**Given task:**
Write each line out again exactly as written.

=== Material for the task ===

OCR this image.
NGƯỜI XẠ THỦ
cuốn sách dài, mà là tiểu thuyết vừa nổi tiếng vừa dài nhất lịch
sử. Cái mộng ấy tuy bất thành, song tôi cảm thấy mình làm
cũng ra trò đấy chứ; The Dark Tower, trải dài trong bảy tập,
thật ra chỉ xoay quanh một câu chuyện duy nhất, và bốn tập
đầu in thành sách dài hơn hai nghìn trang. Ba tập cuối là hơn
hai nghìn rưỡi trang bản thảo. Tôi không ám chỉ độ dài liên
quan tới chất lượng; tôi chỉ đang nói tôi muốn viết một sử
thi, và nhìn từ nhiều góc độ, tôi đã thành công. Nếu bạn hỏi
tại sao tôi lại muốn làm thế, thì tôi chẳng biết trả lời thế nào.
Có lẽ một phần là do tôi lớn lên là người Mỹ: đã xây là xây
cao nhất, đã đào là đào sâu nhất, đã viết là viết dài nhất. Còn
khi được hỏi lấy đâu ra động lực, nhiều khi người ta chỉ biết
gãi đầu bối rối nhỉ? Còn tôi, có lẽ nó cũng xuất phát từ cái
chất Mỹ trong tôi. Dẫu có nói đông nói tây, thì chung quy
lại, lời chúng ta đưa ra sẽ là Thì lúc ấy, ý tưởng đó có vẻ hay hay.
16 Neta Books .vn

===

**Final result:**
OCR this image.
NGƯỜI XẠ THỦ
cuốn sách dài, mà là tiểu thuyết vừa nổi tiếng vừa dài nhất lịch
sử. Cái mộng ấy tuy bất thành, song tôi cảm thấy mình làm
cũng ra trò đấy chứ; The Dark Tower, trải dài trong bảy tập,
thật ra chỉ xoay quanh một câu chuyện duy nhất, và bốn tập
đầu in thành sách dài hơn hai nghìn trang. Ba tập cuối là hơn
hai nghìn rưỡi trang bản thảo. Tôi không ám chỉ độ dài liên
quan tới chất lượng; tôi chỉ đang nói tôi muốn viết một sử
thi, và nhìn từ nhiều góc độ, tôi đã thành công. Nếu bạn hỏi
tại sao tôi lại muốn làm thế, thì tôi chẳng biết trả lời thế nào.
Có lẽ một phần là do tôi lớn lên là người Mỹ: đã xây là xây
cao nhất, đã đào là đào sâu nhất, đã viết là viết dài nhất. Còn
khi được hỏi lấy đâu ra động lực, nhiều khi người ta chỉ biết
gãi đầu bối rối nhỉ? Còn tôi, có lẽ nó cũng xuất phát từ cái
chất Mỹ trong tôi. Dẫu có nói đông nói tây, thì chung quy
lại, lời chúng ta đưa ra sẽ là Thì lúc ấy, ý tưởng đó có vẻ hay hay.
16 Neta Books .vn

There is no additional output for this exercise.